Pick out each line of the records in which the word "金属材料" appears.

Saved entries
::::::::

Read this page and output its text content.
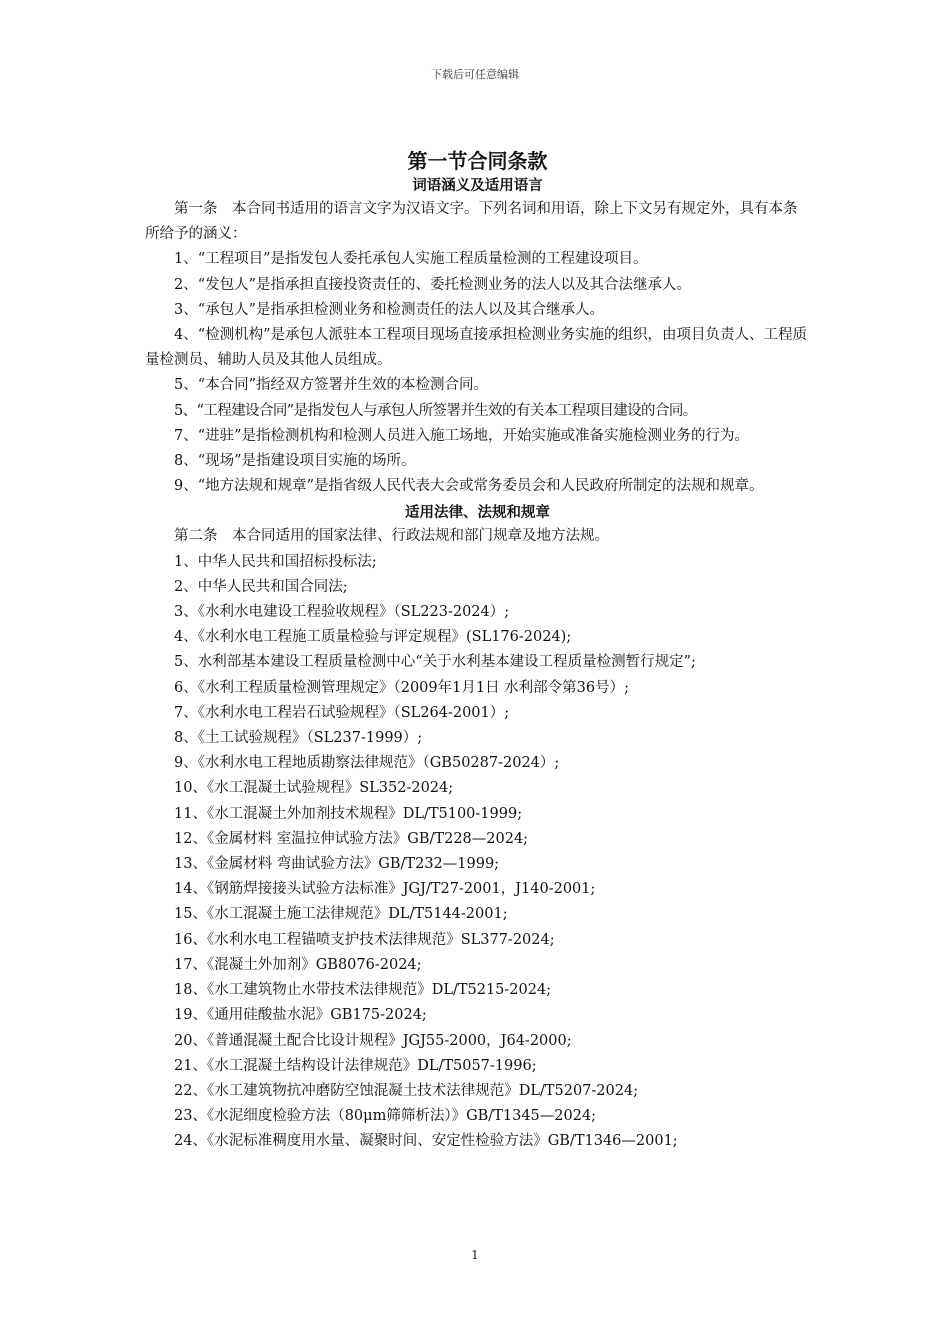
下载后可任意编辑
第一节合同条款
词语涵义及适用语言

第一条　本合同书适用的语言文字为汉语文字。下列名词和用语，除上下文另有规定外，具有本条所给予的涵义：

1、“工程项目”是指发包人委托承包人实施工程质量检测的工程建设项目。

2、“发包人”是指承担直接投资责任的、委托检测业务的法人以及其合法继承人。

3、“承包人”是指承担检测业务和检测责任的法人以及其合继承人。

4、“检测机构”是承包人派驻本工程项目现场直接承担检测业务实施的组织，由项目负责人、工程质量检测员、辅助人员及其他人员组成。

5、“本合同”指经双方签署并生效的本检测合同。

5、“工程建设合同”是指发包人与承包人所签署并生效的有关本工程项目建设的合同。

7、“进驻”是指检测机构和检测人员进入施工场地，开始实施或准备实施检测业务的行为。

8、“现场”是指建设项目实施的场所。

9、“地方法规和规章”是指省级人民代表大会或常务委员会和人民政府所制定的法规和规章。

适用法律、法规和规章

第二条　本合同适用的国家法律、行政法规和部门规章及地方法规。

1、中华人民共和国招标投标法;

2、中华人民共和国合同法;

3、《水利水电建设工程验收规程》（SL223-2024）;

4、《水利水电工程施工质量检验与评定规程》(SL176-2024);

5、水利部基本建设工程质量检测中心“关于水利基本建设工程质量检测暂行规定”;

6、《水利工程质量检测管理规定》（2009年1月1日 水利部令第36号）;

7、《水利水电工程岩石试验规程》（SL264-2001）;

8、《土工试验规程》（SL237-1999）;

9、《水利水电工程地质勘察法律规范》（GB50287-2024）;

10、《水工混凝土试验规程》SL352-2024;

11、《水工混凝土外加剂技术规程》DL/T5100-1999;

12、《金属材料 室温拉伸试验方法》GB/T228—2024;

13、《金属材料 弯曲试验方法》GB/T232—1999;

14、《钢筋焊接接头试验方法标准》JGJ/T27-2001，J140-2001;

15、《水工混凝土施工法律规范》DL/T5144-2001;

16、《水利水电工程锚喷支护技术法律规范》SL377-2024;

17、《混凝土外加剂》GB8076-2024;

18、《水工建筑物止水带技术法律规范》DL/T5215-2024;

19、《通用硅酸盐水泥》GB175-2024;

20、《普通混凝土配合比设计规程》JGJ55-2000，J64-2000;

21、《水工混凝土结构设计法律规范》DL/T5057-1996;

22、《水工建筑物抗冲磨防空蚀混凝土技术法律规范》DL/T5207-2024;

23、《水泥细度检验方法（80μm筛筛析法）》GB/T1345—2024;

24、《水泥标准稠度用水量、凝聚时间、安定性检验方法》GB/T1346—2001;

1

::::::::

--- Correct output ---
12、《金属材料 室温拉伸试验方法》GB/T228—2024;
13、《金属材料 弯曲试验方法》GB/T232—1999;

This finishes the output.